提示された文章
=-=-=-=-=
身勝手にお金を要求したかと思えば、いなくなる。自らを傷つけようとする。
 
それでも兄を誇らしく思った、と言えるのか。
 
すると、叔父さんは意外なことを言い始めた。
 
「いや、今日も皆さんと会うのが心配だったんです」
 
え?どういうこと?
 
すると、牧師さんが言った。
 
「私たちの方こそ、来ていただけるのか、わからずに」
 
もっとわからなくなった。
 
「佐賀から行方不明になったとき、まさか福岡にいるとは思わなくて。
お世話になりました」
 
叔父さんは、父のパートナーや牧師さんに頭を下げた。
そうか。実家は実家で福岡の方々にご迷惑をかけたと思っているのか。
 
待てよ。私は大きな勘違いをしていた。
ここに来る人は、父のことを尊敬し、愛している人たちなんだと。
 
しかし、それだけではなかった。父から迷惑をかけられた人でもあるのだった。
 
父のパートナーや福岡の方々、叔父、私
ここにいる人たちは、みんな父に振り回された人たちだったのだ。
=-=-=-=-=
データ抜粋
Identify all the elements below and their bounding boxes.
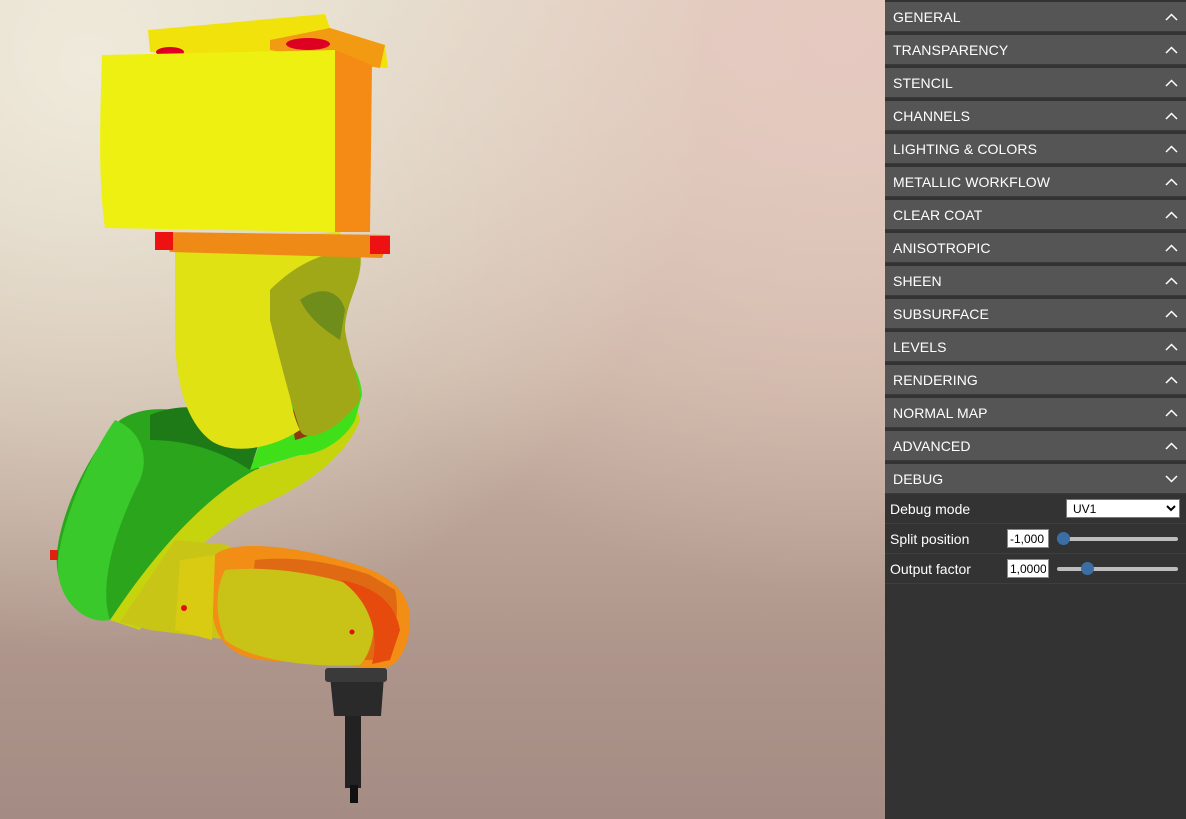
=-=-=-=-=
取り組む課題
**a.** 本文について、次の問いに答えよ。
(i) 叔父さんは、今日何が心配だったと言ったか。
(ii) 叔父さんは誰に頭を下げたか。
(iii) 佐賀から行方不明になったとき、まさかどこにいるとは思わなかったと語られているか。
**b.** 本文の「そうか。実家は実家で福岡の方々にご迷惑をかけたと思っているのか。」から「ここにいる人たちは、みんな父に振り回された人たちだったのだ。」までを、両端を含めて書き直せ。その際、「勘違い」を「思い違い」に置き換えること。
**c.** 父をめぐる本文を、最後の一文の後から書き継げ。

回答一覧
**a.**
(i) 皆さんと会うこと。
(ii) 父のパートナーや牧師さん。
(iii) 福岡。

**b.**
そうか。実家は実家で福岡の方々にご迷惑をかけたと思っているのか。
 
待てよ。私は大きな思い違いをしていた。
ここに来る人は、父のことを尊敬し、愛している人たちなんだと。
 
しかし、それだけではなかった。父から迷惑をかけられた人でもあるのだった。
 
父のパートナーや福岡の方々、叔父、私
ここにいる人たちは、みんな父に振り回された人たちだったのだ。

**c.**
それが一同に会しているのだった。
 
最後のパートナーである女性は、ホームレスだった父に転がり込まれて60歳から20数年を共にした。
女手一つで育てられたお子さんたちは、どんな気持ちだっただろう。
叔父たちはアル中の父の面倒を見、
私は離婚した母に「お前なんか産むんじゃなかった」と言われ
荒れる母に振り回される2,30代を過ごした。
三者三様に振り回された。
いや、ここにこない誰かはもっともっと振り回されたに違いない。
 
それでもなぜか、みんながここに集まった。
 
父は、冤罪の心証を告白した正義の人、とは言い切れない。
不本意な判決文を書くことで、人の人生を狂わせたことへの罪の意識に耐えられなかった
人間らしいどうしようもなさを抱えた弱い人間だった。
ひどいこともしていた。
 
でも、運のいいことにそれを包み込んでもらえる人に恵まれた。
いや、放って置けない、と思わせる人たらしのようなところがあったのだろう。
 
帰り際に叔父さんが私に一枚の写真を見せてくれた。
モノクロの写真。
それは結婚式の時のものだった。
 
人生で初めて見た、父と母が一緒に写っている写真だった。
 
衝撃を受けた。
父のことになると呪詛の言葉しか投げなかった母が笑顔で写っている。
 
普通のあたりまえのどこにでもある写真。高度成長期のありきたりの結婚式。
なんでもない一枚に私は見入ってしまった。
 
みんなが笑顔で写っていた。
人たらしの笑顔の父とたらされている笑顔の母を真ん中にして。
 
この笑顔が数年後、どうしてこうなってしまったのか。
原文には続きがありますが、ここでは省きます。